TASK INSTRUCTIONS: Pick each line containing "daily" out of the records.

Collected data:
= Beginning of Section =

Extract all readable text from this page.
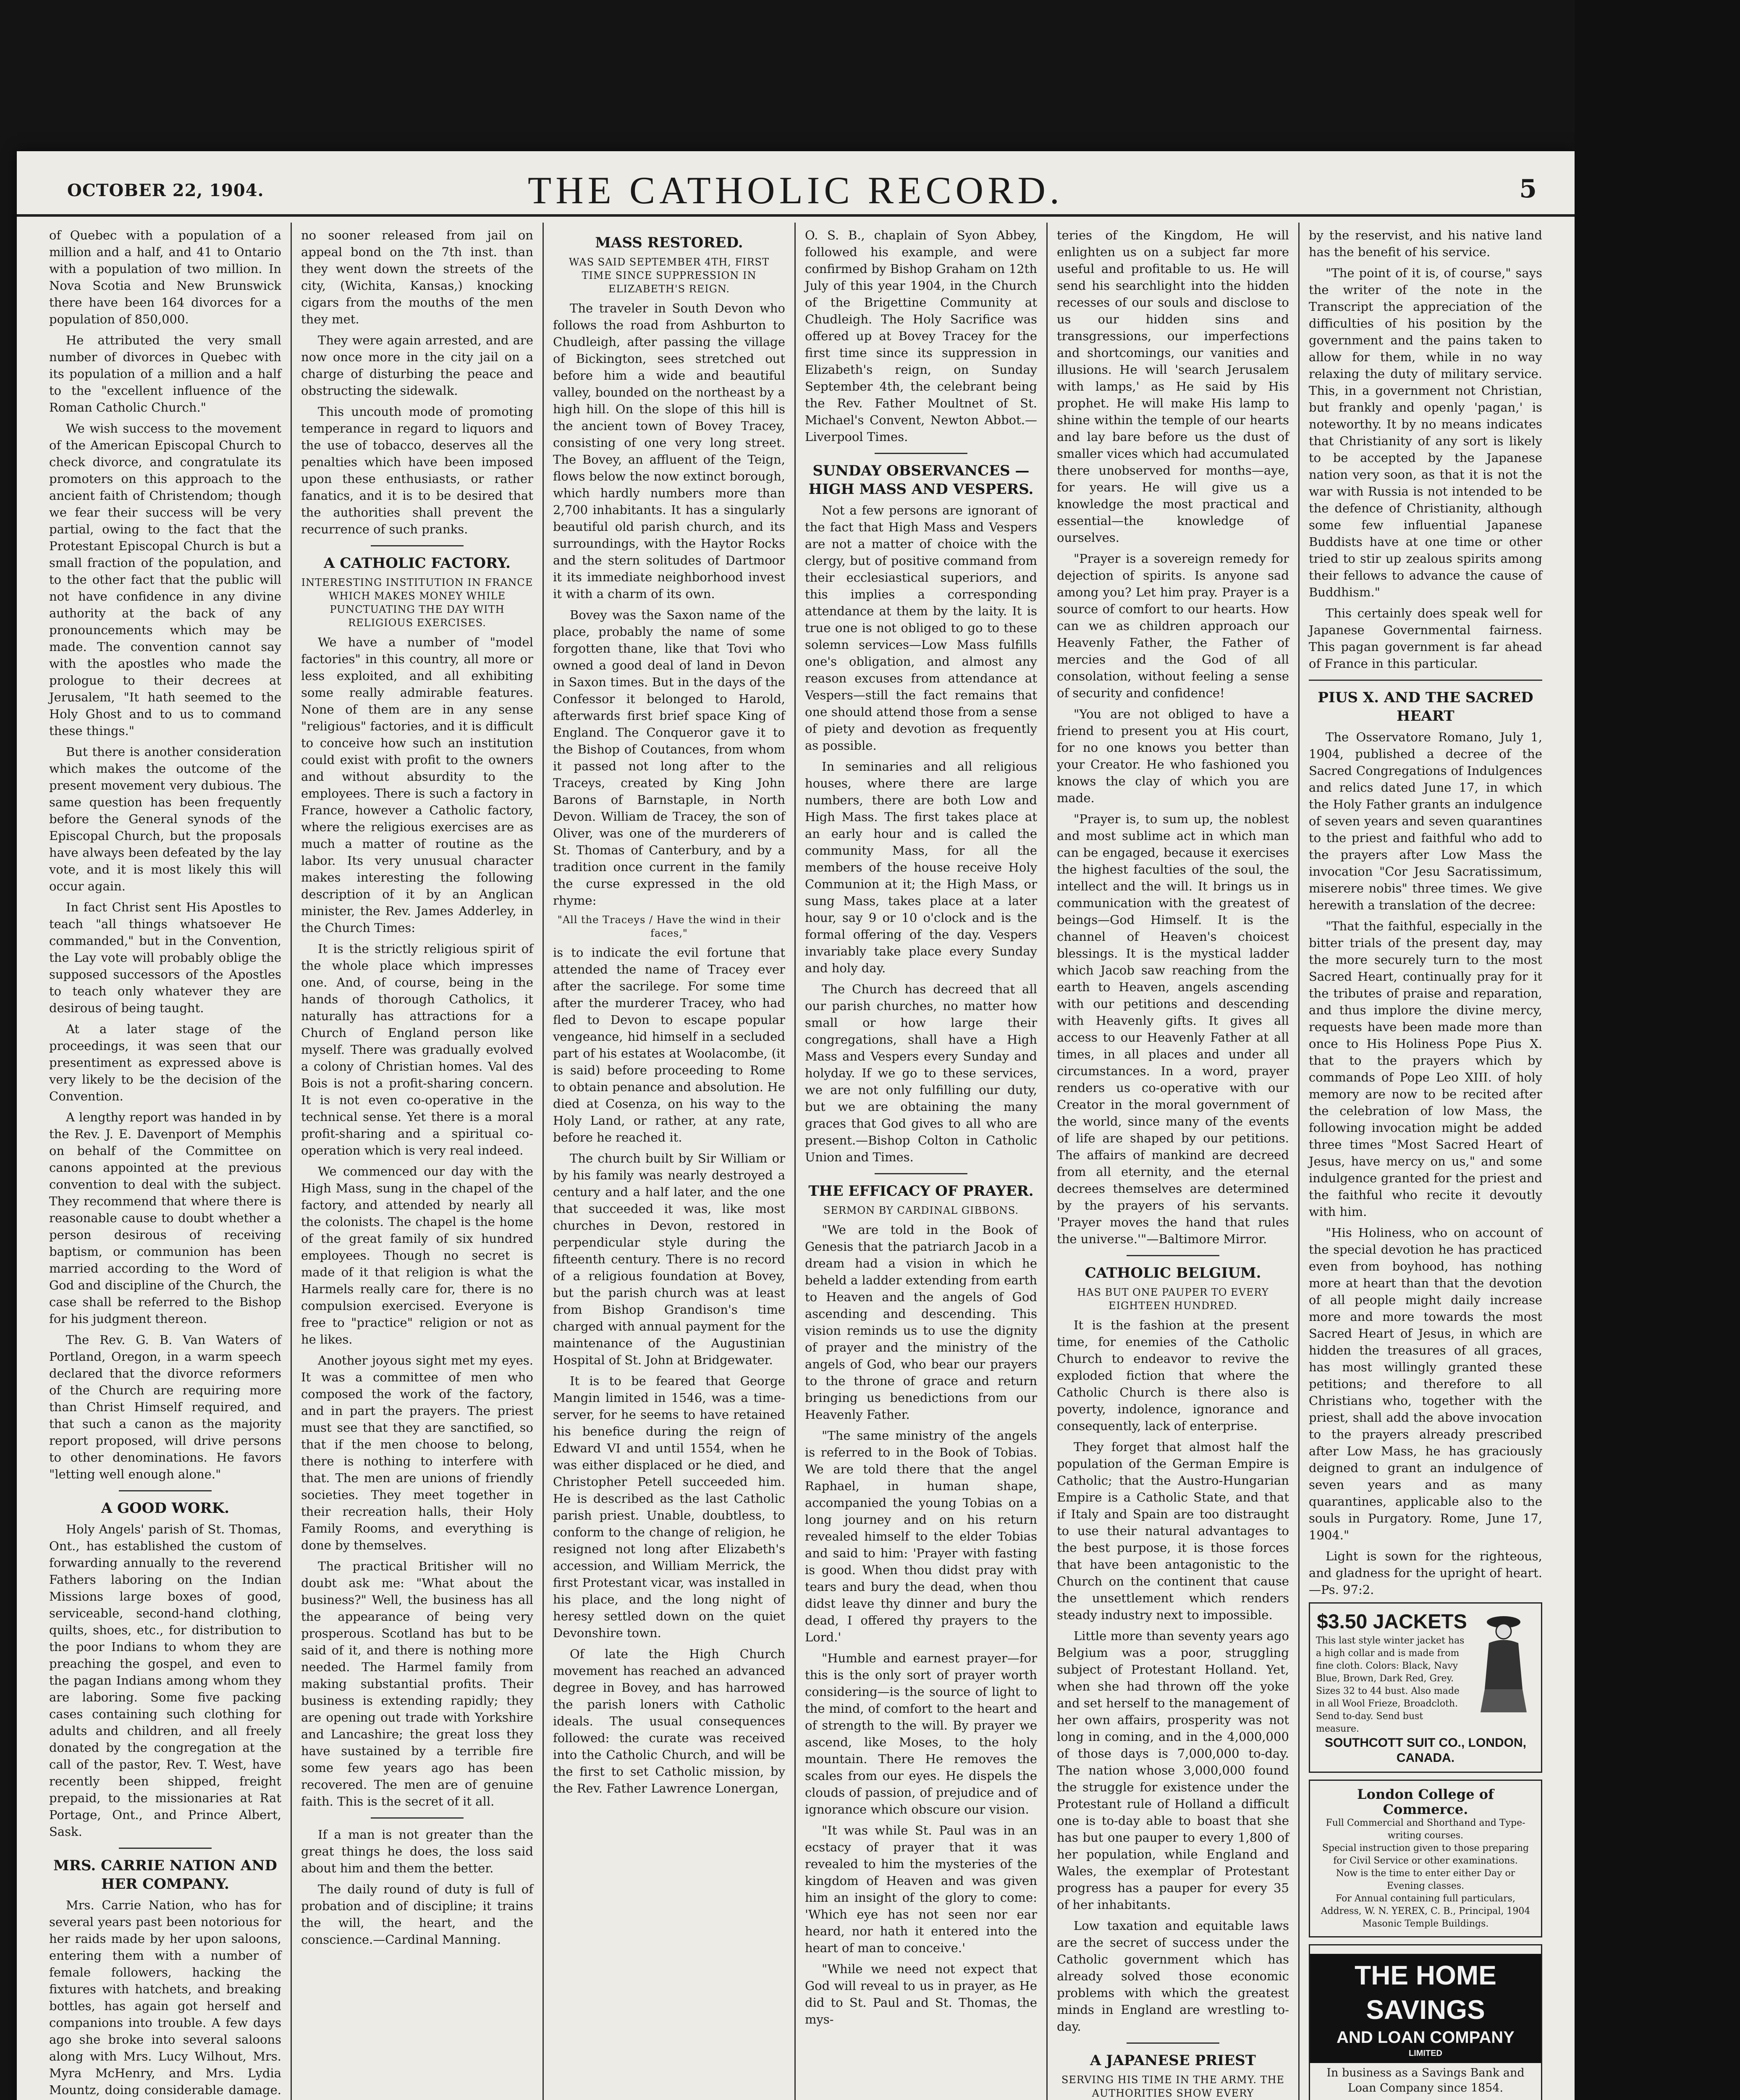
OCTOBER 22, 1904.	THE CATHOLIC RECORD.	5

of Quebec with a population of a million and a half, and 41 to Ontario with a population of two million. In Nova Scotia and New Brunswick there have been 164 divorces for a population of 850,000.

He attributed the very small number of divorces in Quebec with its population of a million and a half to the "excellent influence of the Roman Catholic Church."

We wish success to the movement of the American Episcopal Church to check divorce, and congratulate its promoters on this approach to the ancient faith of Christendom; though we fear their success will be very partial, owing to the fact that the Protestant Episcopal Church is but a small fraction of the population, and to the other fact that the public will not have confidence in any divine authority at the back of any pronouncements which may be made. The convention cannot say with the apostles who made the prologue to their decrees at Jerusalem, "It hath seemed to the Holy Ghost and to us to command these things."

But there is another consideration which makes the outcome of the present movement very dubious. The same question has been frequently before the General synods of the Episcopal Church, but the proposals have always been defeated by the lay vote, and it is most likely this will occur again.

In fact Christ sent His Apostles to teach "all things whatsoever He commanded," but in the Convention, the Lay vote will probably oblige the supposed successors of the Apostles to teach only whatever they are desirous of being taught.

At a later stage of the proceedings, it was seen that our presentiment as expressed above is very likely to be the decision of the Convention.

A lengthy report was handed in by the Rev. J. E. Davenport of Memphis on behalf of the Committee on canons appointed at the previous convention to deal with the subject. They recommend that where there is reasonable cause to doubt whether a person desirous of receiving baptism, or communion has been married according to the Word of God and discipline of the Church, the case shall be referred to the Bishop for his judgment thereon.

The Rev. G. B. Van Waters of Portland, Oregon, in a warm speech declared that the divorce reformers of the Church are requiring more than Christ Himself required, and that such a canon as the majority report proposed, will drive persons to other denominations. He favors "letting well enough alone."

A GOOD WORK.

Holy Angels' parish of St. Thomas, Ont., has established the custom of forwarding annually to the reverend Fathers laboring on the Indian Missions large boxes of good, serviceable, second-hand clothing, quilts, shoes, etc., for distribution to the poor Indians to whom they are preaching the gospel, and even to the pagan Indians among whom they are laboring. Some five packing cases containing such clothing for adults and children, and all freely donated by the congregation at the call of the pastor, Rev. T. West, have recently been shipped, freight prepaid, to the missionaries at Rat Portage, Ont., and Prince Albert, Sask.

MRS. CARRIE NATION AND HER COMPANY.

Mrs. Carrie Nation, who has for several years past been notorious for her raids made by her upon saloons, entering them with a number of female followers, hacking the fixtures with hatchets, and breaking bottles, has again got herself and companions into trouble. A few days ago she broke into several saloons along with Mrs. Lucy Wilhout, Mrs. Myra McHenry, and Mrs. Lydia Mountz, doing considerable damage.

no sooner released from jail on appeal bond on the 7th inst. than they went down the streets of the city, (Wichita, Kansas,) knocking cigars from the mouths of the men they met.

They were again arrested, and are now once more in the city jail on a charge of disturbing the peace and obstructing the sidewalk.

This uncouth mode of promoting temperance in regard to liquors and the use of tobacco, deserves all the penalties which have been imposed upon these enthusiasts, or rather fanatics, and it is to be desired that the authorities shall prevent the recurrence of such pranks.

A CATHOLIC FACTORY.
INTERESTING INSTITUTION IN FRANCE WHICH MAKES MONEY WHILE PUNCTUATING THE DAY WITH RELIGIOUS EXERCISES.

We have a number of "model factories" in this country, all more or less exploited, and all exhibiting some really admirable features. None of them are in any sense "religious" factories, and it is difficult to conceive how such an institution could exist with profit to the owners and without absurdity to the employees. There is such a factory in France, however a Catholic factory, where the religious exercises are as much a matter of routine as the labor. Its very unusual character makes interesting the following description of it by an Anglican minister, the Rev. James Adderley, in the Church Times:

It is the strictly religious spirit of the whole place which impresses one. And, of course, being in the hands of thorough Catholics, it naturally has attractions for a Church of England person like myself. There was gradually evolved a colony of Christian homes. Val des Bois is not a profit-sharing concern. It is not even co-operative in the technical sense. Yet there is a moral profit-sharing and a spiritual co-operation which is very real indeed.

We commenced our day with the High Mass, sung in the chapel of the factory, and attended by nearly all the colonists. The chapel is the home of the great family of six hundred employees. Though no secret is made of it that religion is what the Harmels really care for, there is no compulsion exercised. Everyone is free to "practice" religion or not as he likes.

Another joyous sight met my eyes. It was a committee of men who composed the work of the factory, and in part the prayers. The priest must see that they are sanctified, so that if the men choose to belong, there is nothing to interfere with that. The men are unions of friendly societies. They meet together in their recreation halls, their Holy Family Rooms, and everything is done by themselves.

The practical Britisher will no doubt ask me: "What about the business?" Well, the business has all the appearance of being very prosperous. Scotland has but to be said of it, and there is nothing more needed. The Harmel family from making substantial profits. Their business is extending rapidly; they are opening out trade with Yorkshire and Lancashire; the great loss they have sustained by a terrible fire some few years ago has been recovered. The men are of genuine faith. This is the secret of it all.

If a man is not greater than the great things he does, the loss said about him and them the better.

The daily round of duty is full of probation and of discipline; it trains the will, the heart, and the conscience.—Cardinal Manning.

MASS RESTORED.
WAS SAID SEPTEMBER 4TH, FIRST TIME SINCE SUPPRESSION IN ELIZABETH'S REIGN.

The traveler in South Devon who follows the road from Ashburton to Chudleigh, after passing the village of Bickington, sees stretched out before him a wide and beautiful valley, bounded on the northeast by a high hill. On the slope of this hill is the ancient town of Bovey Tracey, consisting of one very long street. The Bovey, an affluent of the Teign, flows below the now extinct borough, which hardly numbers more than 2,700 inhabitants. It has a singularly beautiful old parish church, and its surroundings, with the Haytor Rocks and the stern solitudes of Dartmoor it its immediate neighborhood invest it with a charm of its own.

Bovey was the Saxon name of the place, probably the name of some forgotten thane, like that Tovi who owned a good deal of land in Devon in Saxon times. But in the days of the Confessor it belonged to Harold, afterwards first brief space King of England. The Conqueror gave it to the Bishop of Coutances, from whom it passed not long after to the Traceys, created by King John Barons of Barnstaple, in North Devon. William de Tracey, the son of Oliver, was one of the murderers of St. Thomas of Canterbury, and by a tradition once current in the family the curse expressed in the old rhyme:

"All the Traceys / Have the wind in their faces,"

is to indicate the evil fortune that attended the name of Tracey ever after the sacrilege. For some time after the murderer Tracey, who had fled to Devon to escape popular vengeance, hid himself in a secluded part of his estates at Woolacombe, (it is said) before proceeding to Rome to obtain penance and absolution. He died at Cosenza, on his way to the Holy Land, or rather, at any rate, before he reached it.

The church built by Sir William or by his family was nearly destroyed a century and a half later, and the one that succeeded it was, like most churches in Devon, restored in perpendicular style during the fifteenth century. There is no record of a religious foundation at Bovey, but the parish church was at least from Bishop Grandison's time charged with annual payment for the maintenance of the Augustinian Hospital of St. John at Bridgewater.

It is to be feared that George Mangin limited in 1546, was a time-server, for he seems to have retained his benefice during the reign of Edward VI and until 1554, when he was either displaced or he died, and Christopher Petell succeeded him. He is described as the last Catholic parish priest. Unable, doubtless, to conform to the change of religion, he resigned not long after Elizabeth's accession, and William Merrick, the first Protestant vicar, was installed in his place, and the long night of heresy settled down on the quiet Devonshire town.

Of late the High Church movement has reached an advanced degree in Bovey, and has harrowed the parish loners with Catholic ideals. The usual consequences followed: the curate was received into the Catholic Church, and will be the first to set Catholic mission, by the Rev. Father Lawrence Lonergan,

O. S. B., chaplain of Syon Abbey, followed his example, and were confirmed by Bishop Graham on 12th July of this year 1904, in the Church of the Brigettine Community at Chudleigh. The Holy Sacrifice was offered up at Bovey Tracey for the first time since its suppression in Elizabeth's reign, on Sunday September 4th, the celebrant being the Rev. Father Moultnet of St. Michael's Convent, Newton Abbot.—Liverpool Times.

SUNDAY OBSERVANCES — HIGH MASS AND VESPERS.

Not a few persons are ignorant of the fact that High Mass and Vespers are not a matter of choice with the clergy, but of positive command from their ecclesiastical superiors, and this implies a corresponding attendance at them by the laity. It is true one is not obliged to go to these solemn services—Low Mass fulfills one's obligation, and almost any reason excuses from attendance at Vespers—still the fact remains that one should attend those from a sense of piety and devotion as frequently as possible.

In seminaries and all religious houses, where there are large numbers, there are both Low and High Mass. The first takes place at an early hour and is called the community Mass, for all the members of the house receive Holy Communion at it; the High Mass, or sung Mass, takes place at a later hour, say 9 or 10 o'clock and is the formal offering of the day. Vespers invariably take place every Sunday and holy day.

The Church has decreed that all our parish churches, no matter how small or how large their congregations, shall have a High Mass and Vespers every Sunday and holyday. If we go to these services, we are not only fulfilling our duty, but we are obtaining the many graces that God gives to all who are present.—Bishop Colton in Catholic Union and Times.

THE EFFICACY OF PRAYER.
SERMON BY CARDINAL GIBBONS.

"We are told in the Book of Genesis that the patriarch Jacob in a dream had a vision in which he beheld a ladder extending from earth to Heaven and the angels of God ascending and descending. This vision reminds us to use the dignity of prayer and the ministry of the angels of God, who bear our prayers to the throne of grace and return bringing us benedictions from our Heavenly Father.

"The same ministry of the angels is referred to in the Book of Tobias. We are told there that the angel Raphael, in human shape, accompanied the young Tobias on a long journey and on his return revealed himself to the elder Tobias and said to him: 'Prayer with fasting is good. When thou didst pray with tears and bury the dead, when thou didst leave thy dinner and bury the dead, I offered thy prayers to the Lord.'

"Humble and earnest prayer—for this is the only sort of prayer worth considering—is the source of light to the mind, of comfort to the heart and of strength to the will. By prayer we ascend, like Moses, to the holy mountain. There He removes the scales from our eyes. He dispels the clouds of passion, of prejudice and of ignorance which obscure our vision.

"It was while St. Paul was in an ecstacy of prayer that it was revealed to him the mysteries of the kingdom of Heaven and was given him an insight of the glory to come: 'Which eye has not seen nor ear heard, nor hath it entered into the heart of man to conceive.'

"While we need not expect that God will reveal to us in prayer, as He did to St. Paul and St. Thomas, the mys-

teries of the Kingdom, He will enlighten us on a subject far more useful and profitable to us. He will send his searchlight into the hidden recesses of our souls and disclose to us our hidden sins and transgressions, our imperfections and shortcomings, our vanities and illusions. He will 'search Jerusalem with lamps,' as He said by His prophet. He will make His lamp to shine within the temple of our hearts and lay bare before us the dust of smaller vices which had accumulated there unobserved for months—aye, for years. He will give us a knowledge the most practical and essential—the knowledge of ourselves.

"Prayer is a sovereign remedy for dejection of spirits. Is anyone sad among you? Let him pray. Prayer is a source of comfort to our hearts. How can we as children approach our Heavenly Father, the Father of mercies and the God of all consolation, without feeling a sense of security and confidence!

"You are not obliged to have a friend to present you at His court, for no one knows you better than your Creator. He who fashioned you knows the clay of which you are made.

"Prayer is, to sum up, the noblest and most sublime act in which man can be engaged, because it exercises the highest faculties of the soul, the intellect and the will. It brings us in communication with the greatest of beings—God Himself. It is the channel of Heaven's choicest blessings. It is the mystical ladder which Jacob saw reaching from the earth to Heaven, angels ascending with our petitions and descending with Heavenly gifts. It gives all access to our Heavenly Father at all times, in all places and under all circumstances. In a word, prayer renders us co-operative with our Creator in the moral government of the world, since many of the events of life are shaped by our petitions. The affairs of mankind are decreed from all eternity, and the eternal decrees themselves are determined by the prayers of his servants. 'Prayer moves the hand that rules the universe.'"—Baltimore Mirror.

CATHOLIC BELGIUM.
HAS BUT ONE PAUPER TO EVERY EIGHTEEN HUNDRED.

It is the fashion at the present time, for enemies of the Catholic Church to endeavor to revive the exploded fiction that where the Catholic Church is there also is poverty, indolence, ignorance and consequently, lack of enterprise.

They forget that almost half the population of the German Empire is Catholic; that the Austro-Hungarian Empire is a Catholic State, and that if Italy and Spain are too distraught to use their natural advantages to the best purpose, it is those forces that have been antagonistic to the Church on the continent that cause the unsettlement which renders steady industry next to impossible.

Little more than seventy years ago Belgium was a poor, struggling subject of Protestant Holland. Yet, when she had thrown off the yoke and set herself to the management of her own affairs, prosperity was not long in coming, and in the 4,000,000 of those days is 7,000,000 to-day. The nation whose 3,000,000 found the struggle for existence under the Protestant rule of Holland a difficult one is to-day able to boast that she has but one pauper to every 1,800 of her population, while England and Wales, the exemplar of Protestant progress has a pauper for every 35 of her inhabitants.

Low taxation and equitable laws are the secret of success under the Catholic government which has already solved those economic problems with which the greatest minds in England are wrestling to-day.

A JAPANESE PRIEST
SERVING HIS TIME IN THE ARMY. THE AUTHORITIES SHOW EVERY

by the reservist, and his native land has the benefit of his service.

"The point of it is, of course," says the writer of the note in the Transcript the appreciation of the difficulties of his position by the government and the pains taken to allow for them, while in no way relaxing the duty of military service. This, in a government not Christian, but frankly and openly 'pagan,' is noteworthy. It by no means indicates that Christianity of any sort is likely to be accepted by the Japanese nation very soon, as that it is not the war with Russia is not intended to be the defence of Christianity, although some few influential Japanese Buddists have at one time or other tried to stir up zealous spirits among their fellows to advance the cause of Buddhism."

This certainly does speak well for Japanese Governmental fairness. This pagan government is far ahead of France in this particular.

PIUS X. AND THE SACRED HEART

The Osservatore Romano, July 1, 1904, published a decree of the Sacred Congregations of Indulgences and relics dated June 17, in which the Holy Father grants an indulgence of seven years and seven quarantines to the priest and faithful who add to the prayers after Low Mass the invocation "Cor Jesu Sacratissimum, miserere nobis" three times. We give herewith a translation of the decree:

"That the faithful, especially in the bitter trials of the present day, may the more securely turn to the most Sacred Heart, continually pray for it the tributes of praise and reparation, and thus implore the divine mercy, requests have been made more than once to His Holiness Pope Pius X. that to the prayers which by commands of Pope Leo XIII. of holy memory are now to be recited after the celebration of low Mass, the following invocation might be added three times "Most Sacred Heart of Jesus, have mercy on us," and some indulgence granted for the priest and the faithful who recite it devoutly with him.

"His Holiness, who on account of the special devotion he has practiced even from boyhood, has nothing more at heart than that the devotion of all people might daily increase more and more towards the most Sacred Heart of Jesus, in which are hidden the treasures of all graces, has most willingly granted these petitions; and therefore to all Christians who, together with the priest, shall add the above invocation to the prayers already prescribed after Low Mass, he has graciously deigned to grant an indulgence of seven years and as many quarantines, applicable also to the souls in Purgatory. Rome, June 17, 1904."

Light is sown for the righteous, and gladness for the upright of heart.—Ps. 97:2.

$3.50 JACKETS
This last style winter jacket has a high collar and is made from fine cloth. Colors: Black, Navy Blue, Brown, Dark Red, Grey. Sizes 32 to 44 bust. Also made in all Wool Frieze, Broadcloth. Send to-day. Send bust measure.
SOUTHCOTT SUIT CO., LONDON, CANADA.
London College of Commerce.
Full Commercial and Shorthand and Type-writing courses.
Special instruction given to those preparing for Civil Service or other examinations.
Now is the time to enter either Day or Evening classes.
For Annual containing full particulars,
Address, W. N. YEREX, C. B., Principal, 1904 Masonic Temple Buildings.
THE HOME SAVINGS
AND LOAN COMPANY
LIMITED
In business as a Savings Bank and Loan Company since 1854.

= End of Section =

ANSWER TO THIS PROBLEM:
The daily round of duty is full of probation and of discipline; it trains the will, the heart, and the conscience.—Cardinal Manning.
"His Holiness, who on account of the special devotion he has practiced even from boyhood, has nothing more at heart than that the devotion of all people might daily increase more and more towards the most Sacred Heart of Jesus, in which are hidden the treasures of all graces, has most willingly granted these petitions; and therefore to all Christians who, together with the priest, shall add the above invocation to the prayers already prescribed after Low Mass, he has graciously deigned to grant an indulgence of seven years and as many quarantines, applicable also to the souls in Purgatory. Rome, June 17, 1904."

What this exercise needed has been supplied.